START Given records

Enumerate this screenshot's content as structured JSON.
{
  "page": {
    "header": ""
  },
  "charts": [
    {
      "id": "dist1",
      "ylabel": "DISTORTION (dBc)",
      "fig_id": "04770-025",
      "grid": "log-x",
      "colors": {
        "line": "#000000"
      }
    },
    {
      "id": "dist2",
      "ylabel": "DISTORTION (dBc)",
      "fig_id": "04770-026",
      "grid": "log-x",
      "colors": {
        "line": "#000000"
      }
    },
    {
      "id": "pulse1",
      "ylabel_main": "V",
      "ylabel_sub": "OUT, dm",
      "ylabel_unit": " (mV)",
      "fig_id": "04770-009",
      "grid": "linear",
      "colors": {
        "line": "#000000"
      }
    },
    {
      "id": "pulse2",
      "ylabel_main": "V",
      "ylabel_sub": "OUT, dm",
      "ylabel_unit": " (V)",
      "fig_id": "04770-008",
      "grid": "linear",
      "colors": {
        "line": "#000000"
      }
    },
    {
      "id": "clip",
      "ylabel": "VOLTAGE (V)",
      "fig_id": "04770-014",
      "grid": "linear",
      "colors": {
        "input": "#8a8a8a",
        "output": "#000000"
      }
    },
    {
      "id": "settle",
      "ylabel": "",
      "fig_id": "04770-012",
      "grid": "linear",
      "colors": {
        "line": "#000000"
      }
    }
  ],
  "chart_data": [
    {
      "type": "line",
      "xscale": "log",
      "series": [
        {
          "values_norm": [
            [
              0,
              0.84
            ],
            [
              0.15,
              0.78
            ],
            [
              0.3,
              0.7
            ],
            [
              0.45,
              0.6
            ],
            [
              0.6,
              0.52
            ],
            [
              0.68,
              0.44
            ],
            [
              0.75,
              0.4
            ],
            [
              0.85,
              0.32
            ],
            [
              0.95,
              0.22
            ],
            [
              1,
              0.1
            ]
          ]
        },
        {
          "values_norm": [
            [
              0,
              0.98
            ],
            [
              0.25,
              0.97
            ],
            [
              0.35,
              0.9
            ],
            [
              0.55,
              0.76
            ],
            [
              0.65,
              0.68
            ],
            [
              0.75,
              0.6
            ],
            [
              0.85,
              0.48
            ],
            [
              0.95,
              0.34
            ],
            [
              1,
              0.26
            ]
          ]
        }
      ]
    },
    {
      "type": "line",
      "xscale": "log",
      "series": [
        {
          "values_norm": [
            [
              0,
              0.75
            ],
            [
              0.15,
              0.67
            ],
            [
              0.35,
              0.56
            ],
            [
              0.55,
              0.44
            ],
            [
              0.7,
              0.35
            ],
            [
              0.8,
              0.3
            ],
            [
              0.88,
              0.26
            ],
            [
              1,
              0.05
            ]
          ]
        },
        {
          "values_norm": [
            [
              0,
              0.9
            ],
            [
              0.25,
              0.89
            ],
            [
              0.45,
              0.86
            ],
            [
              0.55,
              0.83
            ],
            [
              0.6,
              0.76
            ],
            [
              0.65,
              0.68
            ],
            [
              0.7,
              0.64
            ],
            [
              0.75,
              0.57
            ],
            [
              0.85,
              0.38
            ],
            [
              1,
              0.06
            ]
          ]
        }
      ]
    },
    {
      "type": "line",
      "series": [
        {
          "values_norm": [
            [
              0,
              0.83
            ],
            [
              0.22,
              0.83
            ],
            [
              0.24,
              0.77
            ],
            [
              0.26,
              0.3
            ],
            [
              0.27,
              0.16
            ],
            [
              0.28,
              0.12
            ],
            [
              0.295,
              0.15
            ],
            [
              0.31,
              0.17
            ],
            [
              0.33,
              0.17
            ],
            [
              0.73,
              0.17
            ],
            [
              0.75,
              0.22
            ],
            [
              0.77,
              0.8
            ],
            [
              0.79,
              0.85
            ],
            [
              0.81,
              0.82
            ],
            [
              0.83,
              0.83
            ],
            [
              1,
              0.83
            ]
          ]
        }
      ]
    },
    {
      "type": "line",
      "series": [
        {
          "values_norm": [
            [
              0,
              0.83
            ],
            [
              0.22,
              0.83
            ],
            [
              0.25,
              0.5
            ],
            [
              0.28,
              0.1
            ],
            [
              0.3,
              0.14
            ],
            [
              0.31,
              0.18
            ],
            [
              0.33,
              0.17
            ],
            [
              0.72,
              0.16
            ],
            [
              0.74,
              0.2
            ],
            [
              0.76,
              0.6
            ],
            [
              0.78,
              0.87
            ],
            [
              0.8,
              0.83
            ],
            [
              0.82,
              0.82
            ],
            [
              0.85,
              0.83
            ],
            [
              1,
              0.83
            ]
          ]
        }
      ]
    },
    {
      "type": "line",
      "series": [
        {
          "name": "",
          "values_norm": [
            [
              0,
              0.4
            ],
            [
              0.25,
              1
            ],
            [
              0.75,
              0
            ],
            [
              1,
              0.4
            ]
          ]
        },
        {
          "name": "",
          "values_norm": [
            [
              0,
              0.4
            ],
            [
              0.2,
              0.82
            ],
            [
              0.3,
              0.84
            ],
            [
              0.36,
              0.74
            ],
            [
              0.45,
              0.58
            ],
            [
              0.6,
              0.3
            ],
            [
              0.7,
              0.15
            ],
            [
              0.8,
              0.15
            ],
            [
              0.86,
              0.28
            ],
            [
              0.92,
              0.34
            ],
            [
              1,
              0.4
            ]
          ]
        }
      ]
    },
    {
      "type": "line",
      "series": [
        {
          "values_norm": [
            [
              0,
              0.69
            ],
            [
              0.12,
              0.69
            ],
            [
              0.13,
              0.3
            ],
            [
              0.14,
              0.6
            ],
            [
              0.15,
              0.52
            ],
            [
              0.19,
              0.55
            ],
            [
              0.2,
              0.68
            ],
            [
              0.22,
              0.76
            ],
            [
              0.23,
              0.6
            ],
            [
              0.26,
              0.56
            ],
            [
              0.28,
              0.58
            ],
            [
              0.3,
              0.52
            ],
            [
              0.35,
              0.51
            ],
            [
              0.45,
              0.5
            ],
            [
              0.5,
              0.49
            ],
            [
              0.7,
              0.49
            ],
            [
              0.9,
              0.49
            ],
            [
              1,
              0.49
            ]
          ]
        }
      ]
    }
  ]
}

END Given records

=== Requirement ===
Go through the listing above and restate it word for word.

=== Exercise result ===
Enumerate this screenshot's content as structured JSON.
{
  "page": {
    "header": ""
  },
  "charts": [
    {
      "id": "dist1",
      "ylabel": "DISTORTION (dBc)",
      "fig_id": "04770-025",
      "grid": "log-x",
      "colors": {
        "line": "#000000"
      }
    },
    {
      "id": "dist2",
      "ylabel": "DISTORTION (dBc)",
      "fig_id": "04770-026",
      "grid": "log-x",
      "colors": {
        "line": "#000000"
      }
    },
    {
      "id": "pulse1",
      "ylabel_main": "V",
      "ylabel_sub": "OUT, dm",
      "ylabel_unit": " (mV)",
      "fig_id": "04770-009",
      "grid": "linear",
      "colors": {
        "line": "#000000"
      }
    },
    {
      "id": "pulse2",
      "ylabel_main": "V",
      "ylabel_sub": "OUT, dm",
      "ylabel_unit": " (V)",
      "fig_id": "04770-008",
      "grid": "linear",
      "colors": {
        "line": "#000000"
      }
    },
    {
      "id": "clip",
      "ylabel": "VOLTAGE (V)",
      "fig_id": "04770-014",
      "grid": "linear",
      "colors": {
        "input": "#8a8a8a",
        "output": "#000000"
      }
    },
    {
      "id": "settle",
      "ylabel": "",
      "fig_id": "04770-012",
      "grid": "linear",
      "colors": {
        "line": "#000000"
      }
    }
  ],
  "chart_data": [
    {
      "type": "line",
      "xscale": "log",
      "series": [
        {
          "values_norm": [
            [
              0,
              0.84
            ],
            [
              0.15,
              0.78
            ],
            [
              0.3,
              0.7
            ],
            [
              0.45,
              0.6
            ],
            [
              0.6,
              0.52
            ],
            [
              0.68,
              0.44
            ],
            [
              0.75,
              0.4
            ],
            [
              0.85,
              0.32
            ],
            [
              0.95,
              0.22
            ],
            [
              1,
              0.1
            ]
          ]
        },
        {
          "values_norm": [
            [
              0,
              0.98
            ],
            [
              0.25,
              0.97
            ],
            [
              0.35,
              0.9
            ],
            [
              0.55,
              0.76
            ],
            [
              0.65,
              0.68
            ],
            [
              0.75,
              0.6
            ],
            [
              0.85,
              0.48
            ],
            [
              0.95,
              0.34
            ],
            [
              1,
              0.26
            ]
          ]
        }
      ]
    },
    {
      "type": "line",
      "xscale": "log",
      "series": [
        {
          "values_norm": [
            [
              0,
              0.75
            ],
            [
              0.15,
              0.67
            ],
            [
              0.35,
              0.56
            ],
            [
              0.55,
              0.44
            ],
            [
              0.7,
              0.35
            ],
            [
              0.8,
              0.3
            ],
            [
              0.88,
              0.26
            ],
            [
              1,
              0.05
            ]
          ]
        },
        {
          "values_norm": [
            [
              0,
              0.9
            ],
            [
              0.25,
              0.89
            ],
            [
              0.45,
              0.86
            ],
            [
              0.55,
              0.83
            ],
            [
              0.6,
              0.76
            ],
            [
              0.65,
              0.68
            ],
            [
              0.7,
              0.64
            ],
            [
              0.75,
              0.57
            ],
            [
              0.85,
              0.38
            ],
            [
              1,
              0.06
            ]
          ]
        }
      ]
    },
    {
      "type": "line",
      "series": [
        {
          "values_norm": [
            [
              0,
              0.83
            ],
            [
              0.22,
              0.83
            ],
            [
              0.24,
              0.77
            ],
            [
              0.26,
              0.3
            ],
            [
              0.27,
              0.16
            ],
            [
              0.28,
              0.12
            ],
            [
              0.295,
              0.15
            ],
            [
              0.31,
              0.17
            ],
            [
              0.33,
              0.17
            ],
            [
              0.73,
              0.17
            ],
            [
              0.75,
              0.22
            ],
            [
              0.77,
              0.8
            ],
            [
              0.79,
              0.85
            ],
            [
              0.81,
              0.82
            ],
            [
              0.83,
              0.83
            ],
            [
              1,
              0.83
            ]
          ]
        }
      ]
    },
    {
      "type": "line",
      "series": [
        {
          "values_norm": [
            [
              0,
              0.83
            ],
            [
              0.22,
              0.83
            ],
            [
              0.25,
              0.5
            ],
            [
              0.28,
              0.1
            ],
            [
              0.3,
              0.14
            ],
            [
              0.31,
              0.18
            ],
            [
              0.33,
              0.17
            ],
            [
              0.72,
              0.16
            ],
            [
              0.74,
              0.2
            ],
            [
              0.76,
              0.6
            ],
            [
              0.78,
              0.87
            ],
            [
              0.8,
              0.83
            ],
            [
              0.82,
              0.82
            ],
            [
              0.85,
              0.83
            ],
            [
              1,
              0.83
            ]
          ]
        }
      ]
    },
    {
      "type": "line",
      "series": [
        {
          "name": "",
          "values_norm": [
            [
              0,
              0.4
            ],
            [
              0.25,
              1
            ],
            [
              0.75,
              0
            ],
            [
              1,
              0.4
            ]
          ]
        },
        {
          "name": "",
          "values_norm": [
            [
              0,
              0.4
            ],
            [
              0.2,
              0.82
            ],
            [
              0.3,
              0.84
            ],
            [
              0.36,
              0.74
            ],
            [
              0.45,
              0.58
            ],
            [
              0.6,
              0.3
            ],
            [
              0.7,
              0.15
            ],
            [
              0.8,
              0.15
            ],
            [
              0.86,
              0.28
            ],
            [
              0.92,
              0.34
            ],
            [
              1,
              0.4
            ]
          ]
        }
      ]
    },
    {
      "type": "line",
      "series": [
        {
          "values_norm": [
            [
              0,
              0.69
            ],
            [
              0.12,
              0.69
            ],
            [
              0.13,
              0.3
            ],
            [
              0.14,
              0.6
            ],
            [
              0.15,
              0.52
            ],
            [
              0.19,
              0.55
            ],
            [
              0.2,
              0.68
            ],
            [
              0.22,
              0.76
            ],
            [
              0.23,
              0.6
            ],
            [
              0.26,
              0.56
            ],
            [
              0.28,
              0.58
            ],
            [
              0.3,
              0.52
            ],
            [
              0.35,
              0.51
            ],
            [
              0.45,
              0.5
            ],
            [
              0.5,
              0.49
            ],
            [
              0.7,
              0.49
            ],
            [
              0.9,
              0.49
            ],
            [
              1,
              0.49
            ]
          ]
        }
      ]
    }
  ]
}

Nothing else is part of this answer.